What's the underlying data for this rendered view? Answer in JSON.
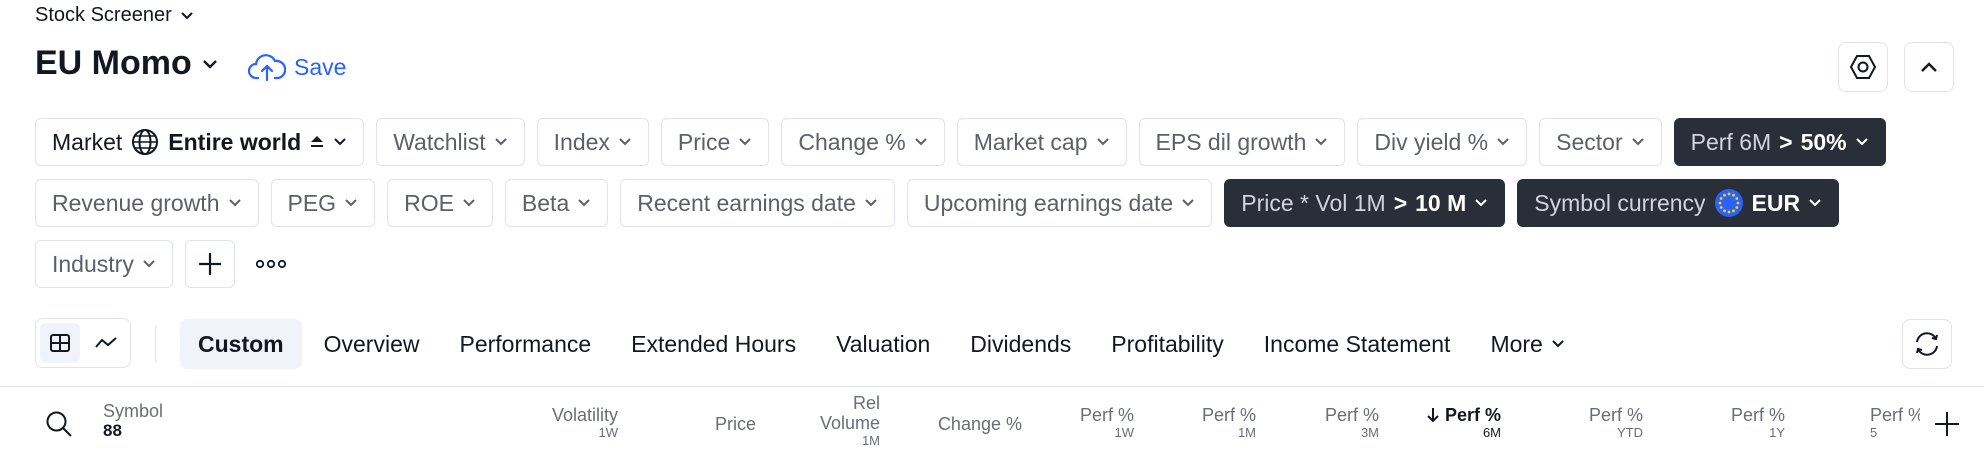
{
  "header": {
    "breadcrumb": "Stock Screener",
    "screen_name": "EU Momo",
    "save_label": "Save"
  },
  "filters": [
    {
      "label": "Market",
      "value": "Entire world",
      "active": false
    },
    {
      "label": "Watchlist"
    },
    {
      "label": "Index"
    },
    {
      "label": "Price"
    },
    {
      "label": "Change %"
    },
    {
      "label": "Market cap"
    },
    {
      "label": "EPS dil growth"
    },
    {
      "label": "Div yield %"
    },
    {
      "label": "Sector"
    },
    {
      "label": "Perf 6M",
      "operator": ">",
      "value": "50%",
      "active": true
    },
    {
      "label": "Revenue growth"
    },
    {
      "label": "PEG"
    },
    {
      "label": "ROE"
    },
    {
      "label": "Beta"
    },
    {
      "label": "Recent earnings date"
    },
    {
      "label": "Upcoming earnings date"
    },
    {
      "label": "Price * Vol 1M",
      "operator": ">",
      "value": "10 M",
      "active": true
    },
    {
      "label": "Symbol currency",
      "value": "EUR",
      "active": true
    },
    {
      "label": "Industry"
    }
  ],
  "tabs": [
    {
      "label": "Custom",
      "active": true
    },
    {
      "label": "Overview"
    },
    {
      "label": "Performance"
    },
    {
      "label": "Extended Hours"
    },
    {
      "label": "Valuation"
    },
    {
      "label": "Dividends"
    },
    {
      "label": "Profitability"
    },
    {
      "label": "Income Statement"
    },
    {
      "label": "More"
    }
  ],
  "table": {
    "symbol_header": "Symbol",
    "symbol_count": "88",
    "columns": [
      {
        "label": "Volatility",
        "sub": "1W"
      },
      {
        "label": "Price",
        "sub": ""
      },
      {
        "label": "Rel Volume",
        "sub": "1M",
        "line1": "Rel",
        "line2": "Volume"
      },
      {
        "label": "Change %",
        "sub": ""
      },
      {
        "label": "Perf %",
        "sub": "1W"
      },
      {
        "label": "Perf %",
        "sub": "1M"
      },
      {
        "label": "Perf %",
        "sub": "3M"
      },
      {
        "label": "Perf %",
        "sub": "6M",
        "sorted": "desc"
      },
      {
        "label": "Perf %",
        "sub": "YTD"
      },
      {
        "label": "Perf %",
        "sub": "1Y"
      },
      {
        "label": "Perf %",
        "sub": "5"
      }
    ]
  },
  "colors": {
    "accent": "#2962ff",
    "dark_pill": "#2a2e39",
    "border": "#e0e3eb"
  }
}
━━━━━━━━
### Task instructions:
Retype each line of the listing above word for word. Exclude the pictures.

### Response to this exercise:
What's the underlying data for this rendered view? Answer in JSON.
{
  "header": {
    "breadcrumb": "Stock Screener",
    "screen_name": "EU Momo",
    "save_label": "Save"
  },
  "filters": [
    {
      "label": "Market",
      "value": "Entire world",
      "active": false
    },
    {
      "label": "Watchlist"
    },
    {
      "label": "Index"
    },
    {
      "label": "Price"
    },
    {
      "label": "Change %"
    },
    {
      "label": "Market cap"
    },
    {
      "label": "EPS dil growth"
    },
    {
      "label": "Div yield %"
    },
    {
      "label": "Sector"
    },
    {
      "label": "Perf 6M",
      "operator": ">",
      "value": "50%",
      "active": true
    },
    {
      "label": "Revenue growth"
    },
    {
      "label": "PEG"
    },
    {
      "label": "ROE"
    },
    {
      "label": "Beta"
    },
    {
      "label": "Recent earnings date"
    },
    {
      "label": "Upcoming earnings date"
    },
    {
      "label": "Price * Vol 1M",
      "operator": ">",
      "value": "10 M",
      "active": true
    },
    {
      "label": "Symbol currency",
      "value": "EUR",
      "active": true
    },
    {
      "label": "Industry"
    }
  ],
  "tabs": [
    {
      "label": "Custom",
      "active": true
    },
    {
      "label": "Overview"
    },
    {
      "label": "Performance"
    },
    {
      "label": "Extended Hours"
    },
    {
      "label": "Valuation"
    },
    {
      "label": "Dividends"
    },
    {
      "label": "Profitability"
    },
    {
      "label": "Income Statement"
    },
    {
      "label": "More"
    }
  ],
  "table": {
    "symbol_header": "Symbol",
    "symbol_count": "88",
    "columns": [
      {
        "label": "Volatility",
        "sub": "1W"
      },
      {
        "label": "Price",
        "sub": ""
      },
      {
        "label": "Rel Volume",
        "sub": "1M",
        "line1": "Rel",
        "line2": "Volume"
      },
      {
        "label": "Change %",
        "sub": ""
      },
      {
        "label": "Perf %",
        "sub": "1W"
      },
      {
        "label": "Perf %",
        "sub": "1M"
      },
      {
        "label": "Perf %",
        "sub": "3M"
      },
      {
        "label": "Perf %",
        "sub": "6M",
        "sorted": "desc"
      },
      {
        "label": "Perf %",
        "sub": "YTD"
      },
      {
        "label": "Perf %",
        "sub": "1Y"
      },
      {
        "label": "Perf %",
        "sub": "5"
      }
    ]
  },
  "colors": {
    "accent": "#2962ff",
    "dark_pill": "#2a2e39",
    "border": "#e0e3eb"
  }
}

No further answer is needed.